▸ **TASK TO CARRY OUT**
Every record here should be printed again exactly.

---------------

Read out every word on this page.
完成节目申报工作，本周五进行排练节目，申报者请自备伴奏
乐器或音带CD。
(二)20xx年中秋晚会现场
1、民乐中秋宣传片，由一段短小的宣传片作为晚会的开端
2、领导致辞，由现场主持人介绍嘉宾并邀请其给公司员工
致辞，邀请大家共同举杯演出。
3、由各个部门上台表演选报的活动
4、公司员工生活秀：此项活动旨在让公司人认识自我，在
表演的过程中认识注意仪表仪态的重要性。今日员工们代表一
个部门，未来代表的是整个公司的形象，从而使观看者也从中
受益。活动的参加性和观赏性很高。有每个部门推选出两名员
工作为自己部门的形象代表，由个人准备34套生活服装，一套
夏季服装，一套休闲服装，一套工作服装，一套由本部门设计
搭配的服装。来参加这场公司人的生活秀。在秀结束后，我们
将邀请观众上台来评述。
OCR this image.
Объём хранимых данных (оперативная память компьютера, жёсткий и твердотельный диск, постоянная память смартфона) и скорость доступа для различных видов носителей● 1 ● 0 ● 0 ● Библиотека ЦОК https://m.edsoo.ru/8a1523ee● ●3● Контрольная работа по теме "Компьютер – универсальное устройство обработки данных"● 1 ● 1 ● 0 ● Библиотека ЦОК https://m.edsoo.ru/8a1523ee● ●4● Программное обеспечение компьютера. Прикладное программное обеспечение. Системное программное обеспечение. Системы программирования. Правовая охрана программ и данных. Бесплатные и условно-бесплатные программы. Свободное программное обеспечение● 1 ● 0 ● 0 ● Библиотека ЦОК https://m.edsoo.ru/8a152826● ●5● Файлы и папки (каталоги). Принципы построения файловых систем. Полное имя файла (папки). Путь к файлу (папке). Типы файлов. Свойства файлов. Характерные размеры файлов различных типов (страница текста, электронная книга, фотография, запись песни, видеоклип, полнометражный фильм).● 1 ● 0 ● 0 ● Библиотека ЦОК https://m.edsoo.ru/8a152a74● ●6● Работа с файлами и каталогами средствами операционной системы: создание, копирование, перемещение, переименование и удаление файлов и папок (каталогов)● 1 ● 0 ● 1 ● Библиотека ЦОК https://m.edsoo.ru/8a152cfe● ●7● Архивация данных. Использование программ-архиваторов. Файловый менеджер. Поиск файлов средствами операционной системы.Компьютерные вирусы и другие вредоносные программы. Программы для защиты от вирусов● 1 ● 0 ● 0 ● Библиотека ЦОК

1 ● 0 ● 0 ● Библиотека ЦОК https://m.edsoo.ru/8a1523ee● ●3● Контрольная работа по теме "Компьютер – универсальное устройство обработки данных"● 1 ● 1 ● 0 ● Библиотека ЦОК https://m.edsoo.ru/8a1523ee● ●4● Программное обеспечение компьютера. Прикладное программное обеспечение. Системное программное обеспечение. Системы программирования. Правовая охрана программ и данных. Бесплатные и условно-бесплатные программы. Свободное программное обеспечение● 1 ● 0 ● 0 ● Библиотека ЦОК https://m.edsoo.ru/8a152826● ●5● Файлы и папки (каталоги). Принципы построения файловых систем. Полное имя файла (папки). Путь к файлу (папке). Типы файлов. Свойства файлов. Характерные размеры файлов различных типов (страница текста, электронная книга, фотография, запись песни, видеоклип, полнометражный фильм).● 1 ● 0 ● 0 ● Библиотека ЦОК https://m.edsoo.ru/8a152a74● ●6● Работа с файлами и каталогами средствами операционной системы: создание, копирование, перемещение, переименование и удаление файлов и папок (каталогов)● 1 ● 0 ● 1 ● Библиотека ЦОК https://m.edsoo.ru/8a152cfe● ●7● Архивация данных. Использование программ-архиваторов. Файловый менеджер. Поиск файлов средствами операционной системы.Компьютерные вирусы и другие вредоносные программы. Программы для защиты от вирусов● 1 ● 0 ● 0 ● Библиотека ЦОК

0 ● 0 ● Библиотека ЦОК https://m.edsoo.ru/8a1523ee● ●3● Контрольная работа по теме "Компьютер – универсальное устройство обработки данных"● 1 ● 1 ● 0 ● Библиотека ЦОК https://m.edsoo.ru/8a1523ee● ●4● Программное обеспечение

---------------

▸ **THE COMPLETED TASK**
Read out every word on this page.
完成节目申报工作，本周五进行排练节目，申报者请自备伴奏
乐器或音带CD。
(二)20xx年中秋晚会现场
1、民乐中秋宣传片，由一段短小的宣传片作为晚会的开端
2、领导致辞，由现场主持人介绍嘉宾并邀请其给公司员工
致辞，邀请大家共同举杯演出。
3、由各个部门上台表演选报的活动
4、公司员工生活秀：此项活动旨在让公司人认识自我，在
表演的过程中认识注意仪表仪态的重要性。今日员工们代表一
个部门，未来代表的是整个公司的形象，从而使观看者也从中
受益。活动的参加性和观赏性很高。有每个部门推选出两名员
工作为自己部门的形象代表，由个人准备34套生活服装，一套
夏季服装，一套休闲服装，一套工作服装，一套由本部门设计
搭配的服装。来参加这场公司人的生活秀。在秀结束后，我们
将邀请观众上台来评述。
OCR this image.
Объём хранимых данных (оперативная память компьютера, жёсткий и твердотельный диск, постоянная память смартфона) и скорость доступа для различных видов носителей● 1 ● 0 ● 0 ● Библиотека ЦОК https://m.edsoo.ru/8a1523ee● ●3● Контрольная работа по теме "Компьютер – универсальное устройство обработки данных"● 1 ● 1 ● 0 ● Библиотека ЦОК https://m.edsoo.ru/8a1523ee● ●4● Программное обеспечение компьютера. Прикладное программное обеспечение. Системное программное обеспечение. Системы программирования. Правовая охрана программ и данных. Бесплатные и условно-бесплатные программы. Свободное программное обеспечение● 1 ● 0 ● 0 ● Библиотека ЦОК https://m.edsoo.ru/8a152826● ●5● Файлы и папки (каталоги). Принципы построения файловых систем. Полное имя файла (папки). Путь к файлу (папке). Типы файлов. Свойства файлов. Характерные размеры файлов различных типов (страница текста, электронная книга, фотография, запись песни, видеоклип, полнометражный фильм).● 1 ● 0 ● 0 ● Библиотека ЦОК https://m.edsoo.ru/8a152a74● ●6● Работа с файлами и каталогами средствами операционной системы: создание, копирование, перемещение, переименование и удаление файлов и папок (каталогов)● 1 ● 0 ● 1 ● Библиотека ЦОК https://m.edsoo.ru/8a152cfe● ●7● Архивация данных. Использование программ-архиваторов. Файловый менеджер. Поиск файлов средствами операционной системы.Компьютерные вирусы и другие вредоносные программы. Программы для защиты от вирусов● 1 ● 0 ● 0 ● Библиотека ЦОК

1 ● 0 ● 0 ● Библиотека ЦОК https://m.edsoo.ru/8a1523ee● ●3● Контрольная работа по теме "Компьютер – универсальное устройство обработки данных"● 1 ● 1 ● 0 ● Библиотека ЦОК https://m.edsoo.ru/8a1523ee● ●4● Программное обеспечение компьютера. Прикладное программное обеспечение. Системное программное обеспечение. Системы программирования. Правовая охрана программ и данных. Бесплатные и условно-бесплатные программы. Свободное программное обеспечение● 1 ● 0 ● 0 ● Библиотека ЦОК https://m.edsoo.ru/8a152826● ●5● Файлы и папки (каталоги). Принципы построения файловых систем. Полное имя файла (папки). Путь к файлу (папке). Типы файлов. Свойства файлов. Характерные размеры файлов различных типов (страница текста, электронная книга, фотография, запись песни, видеоклип, полнометражный фильм).● 1 ● 0 ● 0 ● Библиотека ЦОК https://m.edsoo.ru/8a152a74● ●6● Работа с файлами и каталогами средствами операционной системы: создание, копирование, перемещение, переименование и удаление файлов и папок (каталогов)● 1 ● 0 ● 1 ● Библиотека ЦОК https://m.edsoo.ru/8a152cfe● ●7● Архивация данных. Использование программ-архиваторов. Файловый менеджер. Поиск файлов средствами операционной системы.Компьютерные вирусы и другие вредоносные программы. Программы для защиты от вирусов● 1 ● 0 ● 0 ● Библиотека ЦОК

0 ● 0 ● Библиотека ЦОК https://m.edsoo.ru/8a1523ee● ●3● Контрольная работа по теме "Компьютер – универсальное устройство обработки данных"● 1 ● 1 ● 0 ● Библиотека ЦОК https://m.edsoo.ru/8a1523ee● ●4● Программное обеспечение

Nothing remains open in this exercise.